Data for the task |
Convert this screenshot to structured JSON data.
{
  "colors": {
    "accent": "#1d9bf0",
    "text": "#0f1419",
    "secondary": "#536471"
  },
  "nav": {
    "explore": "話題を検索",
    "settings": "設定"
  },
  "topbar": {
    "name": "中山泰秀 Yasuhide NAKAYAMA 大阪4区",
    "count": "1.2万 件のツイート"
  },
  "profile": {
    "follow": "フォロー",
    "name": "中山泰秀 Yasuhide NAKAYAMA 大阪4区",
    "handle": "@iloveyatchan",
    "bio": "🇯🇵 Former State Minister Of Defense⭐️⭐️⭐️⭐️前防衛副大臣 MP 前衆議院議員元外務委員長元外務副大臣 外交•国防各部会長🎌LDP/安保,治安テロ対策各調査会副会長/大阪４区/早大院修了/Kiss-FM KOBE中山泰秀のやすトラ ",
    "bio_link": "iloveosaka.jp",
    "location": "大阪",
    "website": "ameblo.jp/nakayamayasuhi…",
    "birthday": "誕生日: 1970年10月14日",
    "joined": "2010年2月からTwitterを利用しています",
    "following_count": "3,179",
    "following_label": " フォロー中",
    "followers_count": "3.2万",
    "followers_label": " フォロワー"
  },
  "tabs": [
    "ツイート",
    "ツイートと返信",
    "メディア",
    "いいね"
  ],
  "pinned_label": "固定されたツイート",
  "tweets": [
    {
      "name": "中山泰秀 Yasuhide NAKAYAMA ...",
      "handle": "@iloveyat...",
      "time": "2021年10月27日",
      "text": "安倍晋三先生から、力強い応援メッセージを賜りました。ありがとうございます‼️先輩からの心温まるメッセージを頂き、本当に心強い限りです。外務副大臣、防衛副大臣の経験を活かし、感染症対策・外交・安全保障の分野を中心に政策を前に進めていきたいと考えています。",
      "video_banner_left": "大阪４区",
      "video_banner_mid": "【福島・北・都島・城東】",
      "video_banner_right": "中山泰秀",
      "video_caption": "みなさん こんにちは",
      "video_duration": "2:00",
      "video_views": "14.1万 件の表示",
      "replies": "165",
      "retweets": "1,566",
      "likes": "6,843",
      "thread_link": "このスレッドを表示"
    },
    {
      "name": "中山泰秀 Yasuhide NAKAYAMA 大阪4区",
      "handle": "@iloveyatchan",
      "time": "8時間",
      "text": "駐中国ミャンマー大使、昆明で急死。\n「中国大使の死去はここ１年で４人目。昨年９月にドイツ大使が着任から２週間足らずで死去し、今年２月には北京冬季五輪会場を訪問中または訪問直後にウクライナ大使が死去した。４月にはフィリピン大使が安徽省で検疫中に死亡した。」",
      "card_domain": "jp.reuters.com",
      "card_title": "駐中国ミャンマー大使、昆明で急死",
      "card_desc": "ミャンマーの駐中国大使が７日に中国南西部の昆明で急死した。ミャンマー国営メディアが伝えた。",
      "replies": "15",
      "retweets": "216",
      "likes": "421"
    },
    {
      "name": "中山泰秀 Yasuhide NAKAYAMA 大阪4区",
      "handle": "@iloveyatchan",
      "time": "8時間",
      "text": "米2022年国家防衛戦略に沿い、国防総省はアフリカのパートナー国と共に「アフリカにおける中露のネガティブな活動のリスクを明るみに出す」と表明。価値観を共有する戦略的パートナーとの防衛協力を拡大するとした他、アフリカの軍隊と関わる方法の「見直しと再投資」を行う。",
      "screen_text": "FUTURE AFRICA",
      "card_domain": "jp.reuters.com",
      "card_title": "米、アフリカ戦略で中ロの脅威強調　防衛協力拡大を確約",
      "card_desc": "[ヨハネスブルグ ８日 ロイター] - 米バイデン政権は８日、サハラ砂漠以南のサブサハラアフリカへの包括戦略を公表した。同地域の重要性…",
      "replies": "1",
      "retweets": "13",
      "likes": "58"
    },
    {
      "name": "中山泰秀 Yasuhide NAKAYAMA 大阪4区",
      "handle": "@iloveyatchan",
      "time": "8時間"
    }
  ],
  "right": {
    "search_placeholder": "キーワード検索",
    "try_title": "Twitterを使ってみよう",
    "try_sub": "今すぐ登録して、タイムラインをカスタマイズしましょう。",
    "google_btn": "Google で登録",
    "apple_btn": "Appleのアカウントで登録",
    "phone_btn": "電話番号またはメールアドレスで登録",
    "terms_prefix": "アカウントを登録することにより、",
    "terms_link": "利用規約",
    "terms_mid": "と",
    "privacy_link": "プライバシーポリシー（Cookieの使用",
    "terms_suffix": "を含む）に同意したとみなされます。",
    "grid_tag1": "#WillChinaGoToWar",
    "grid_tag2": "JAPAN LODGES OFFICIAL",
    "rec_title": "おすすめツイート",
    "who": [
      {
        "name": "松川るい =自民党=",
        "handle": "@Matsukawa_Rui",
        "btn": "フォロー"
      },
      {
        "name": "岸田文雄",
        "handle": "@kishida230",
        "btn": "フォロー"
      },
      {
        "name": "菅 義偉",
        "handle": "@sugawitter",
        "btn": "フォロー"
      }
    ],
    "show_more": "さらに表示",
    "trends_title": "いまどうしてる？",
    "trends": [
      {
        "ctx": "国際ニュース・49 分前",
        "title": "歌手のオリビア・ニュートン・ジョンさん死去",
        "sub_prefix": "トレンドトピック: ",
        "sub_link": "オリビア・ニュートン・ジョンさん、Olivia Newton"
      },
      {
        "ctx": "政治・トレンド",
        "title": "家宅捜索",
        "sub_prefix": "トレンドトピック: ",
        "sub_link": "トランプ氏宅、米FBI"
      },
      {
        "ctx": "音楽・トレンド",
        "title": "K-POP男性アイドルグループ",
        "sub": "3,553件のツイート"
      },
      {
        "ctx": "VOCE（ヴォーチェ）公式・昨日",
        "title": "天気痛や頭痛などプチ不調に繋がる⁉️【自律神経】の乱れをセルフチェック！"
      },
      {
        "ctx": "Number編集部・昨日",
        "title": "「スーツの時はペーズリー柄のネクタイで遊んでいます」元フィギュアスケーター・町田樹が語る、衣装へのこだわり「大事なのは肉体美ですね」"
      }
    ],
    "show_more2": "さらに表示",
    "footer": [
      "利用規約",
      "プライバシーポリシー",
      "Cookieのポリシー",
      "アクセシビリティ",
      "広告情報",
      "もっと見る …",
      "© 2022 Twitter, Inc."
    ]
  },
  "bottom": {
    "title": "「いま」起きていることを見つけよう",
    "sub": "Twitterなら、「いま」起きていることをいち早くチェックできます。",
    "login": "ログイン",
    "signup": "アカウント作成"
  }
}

What to work on |
Reproduce the data, keeping every line exactly the same.

Written answer |
Convert this screenshot to structured JSON data.
{
  "colors": {
    "accent": "#1d9bf0",
    "text": "#0f1419",
    "secondary": "#536471"
  },
  "nav": {
    "explore": "話題を検索",
    "settings": "設定"
  },
  "topbar": {
    "name": "中山泰秀 Yasuhide NAKAYAMA 大阪4区",
    "count": "1.2万 件のツイート"
  },
  "profile": {
    "follow": "フォロー",
    "name": "中山泰秀 Yasuhide NAKAYAMA 大阪4区",
    "handle": "@iloveyatchan",
    "bio": "🇯🇵 Former State Minister Of Defense⭐️⭐️⭐️⭐️前防衛副大臣 MP 前衆議院議員元外務委員長元外務副大臣 外交•国防各部会長🎌LDP/安保,治安テロ対策各調査会副会長/大阪４区/早大院修了/Kiss-FM KOBE中山泰秀のやすトラ ",
    "bio_link": "iloveosaka.jp",
    "location": "大阪",
    "website": "ameblo.jp/nakayamayasuhi…",
    "birthday": "誕生日: 1970年10月14日",
    "joined": "2010年2月からTwitterを利用しています",
    "following_count": "3,179",
    "following_label": " フォロー中",
    "followers_count": "3.2万",
    "followers_label": " フォロワー"
  },
  "tabs": [
    "ツイート",
    "ツイートと返信",
    "メディア",
    "いいね"
  ],
  "pinned_label": "固定されたツイート",
  "tweets": [
    {
      "name": "中山泰秀 Yasuhide NAKAYAMA ...",
      "handle": "@iloveyat...",
      "time": "2021年10月27日",
      "text": "安倍晋三先生から、力強い応援メッセージを賜りました。ありがとうございます‼️先輩からの心温まるメッセージを頂き、本当に心強い限りです。外務副大臣、防衛副大臣の経験を活かし、感染症対策・外交・安全保障の分野を中心に政策を前に進めていきたいと考えています。",
      "video_banner_left": "大阪４区",
      "video_banner_mid": "【福島・北・都島・城東】",
      "video_banner_right": "中山泰秀",
      "video_caption": "みなさん こんにちは",
      "video_duration": "2:00",
      "video_views": "14.1万 件の表示",
      "replies": "165",
      "retweets": "1,566",
      "likes": "6,843",
      "thread_link": "このスレッドを表示"
    },
    {
      "name": "中山泰秀 Yasuhide NAKAYAMA 大阪4区",
      "handle": "@iloveyatchan",
      "time": "8時間",
      "text": "駐中国ミャンマー大使、昆明で急死。\n「中国大使の死去はここ１年で４人目。昨年９月にドイツ大使が着任から２週間足らずで死去し、今年２月には北京冬季五輪会場を訪問中または訪問直後にウクライナ大使が死去した。４月にはフィリピン大使が安徽省で検疫中に死亡した。」",
      "card_domain": "jp.reuters.com",
      "card_title": "駐中国ミャンマー大使、昆明で急死",
      "card_desc": "ミャンマーの駐中国大使が７日に中国南西部の昆明で急死した。ミャンマー国営メディアが伝えた。",
      "replies": "15",
      "retweets": "216",
      "likes": "421"
    },
    {
      "name": "中山泰秀 Yasuhide NAKAYAMA 大阪4区",
      "handle": "@iloveyatchan",
      "time": "8時間",
      "text": "米2022年国家防衛戦略に沿い、国防総省はアフリカのパートナー国と共に「アフリカにおける中露のネガティブな活動のリスクを明るみに出す」と表明。価値観を共有する戦略的パートナーとの防衛協力を拡大するとした他、アフリカの軍隊と関わる方法の「見直しと再投資」を行う。",
      "screen_text": "FUTURE AFRICA",
      "card_domain": "jp.reuters.com",
      "card_title": "米、アフリカ戦略で中ロの脅威強調　防衛協力拡大を確約",
      "card_desc": "[ヨハネスブルグ ８日 ロイター] - 米バイデン政権は８日、サハラ砂漠以南のサブサハラアフリカへの包括戦略を公表した。同地域の重要性…",
      "replies": "1",
      "retweets": "13",
      "likes": "58"
    },
    {
      "name": "中山泰秀 Yasuhide NAKAYAMA 大阪4区",
      "handle": "@iloveyatchan",
      "time": "8時間"
    }
  ],
  "right": {
    "search_placeholder": "キーワード検索",
    "try_title": "Twitterを使ってみよう",
    "try_sub": "今すぐ登録して、タイムラインをカスタマイズしましょう。",
    "google_btn": "Google で登録",
    "apple_btn": "Appleのアカウントで登録",
    "phone_btn": "電話番号またはメールアドレスで登録",
    "terms_prefix": "アカウントを登録することにより、",
    "terms_link": "利用規約",
    "terms_mid": "と",
    "privacy_link": "プライバシーポリシー（Cookieの使用",
    "terms_suffix": "を含む）に同意したとみなされます。",
    "grid_tag1": "#WillChinaGoToWar",
    "grid_tag2": "JAPAN LODGES OFFICIAL",
    "rec_title": "おすすめツイート",
    "who": [
      {
        "name": "松川るい =自民党=",
        "handle": "@Matsukawa_Rui",
        "btn": "フォロー"
      },
      {
        "name": "岸田文雄",
        "handle": "@kishida230",
        "btn": "フォロー"
      },
      {
        "name": "菅 義偉",
        "handle": "@sugawitter",
        "btn": "フォロー"
      }
    ],
    "show_more": "さらに表示",
    "trends_title": "いまどうしてる？",
    "trends": [
      {
        "ctx": "国際ニュース・49 分前",
        "title": "歌手のオリビア・ニュートン・ジョンさん死去",
        "sub_prefix": "トレンドトピック: ",
        "sub_link": "オリビア・ニュートン・ジョンさん、Olivia Newton"
      },
      {
        "ctx": "政治・トレンド",
        "title": "家宅捜索",
        "sub_prefix": "トレンドトピック: ",
        "sub_link": "トランプ氏宅、米FBI"
      },
      {
        "ctx": "音楽・トレンド",
        "title": "K-POP男性アイドルグループ",
        "sub": "3,553件のツイート"
      },
      {
        "ctx": "VOCE（ヴォーチェ）公式・昨日",
        "title": "天気痛や頭痛などプチ不調に繋がる⁉️【自律神経】の乱れをセルフチェック！"
      },
      {
        "ctx": "Number編集部・昨日",
        "title": "「スーツの時はペーズリー柄のネクタイで遊んでいます」元フィギュアスケーター・町田樹が語る、衣装へのこだわり「大事なのは肉体美ですね」"
      }
    ],
    "show_more2": "さらに表示",
    "footer": [
      "利用規約",
      "プライバシーポリシー",
      "Cookieのポリシー",
      "アクセシビリティ",
      "広告情報",
      "もっと見る …",
      "© 2022 Twitter, Inc."
    ]
  },
  "bottom": {
    "title": "「いま」起きていることを見つけよう",
    "sub": "Twitterなら、「いま」起きていることをいち早くチェックできます。",
    "login": "ログイン",
    "signup": "アカウント作成"
  }
}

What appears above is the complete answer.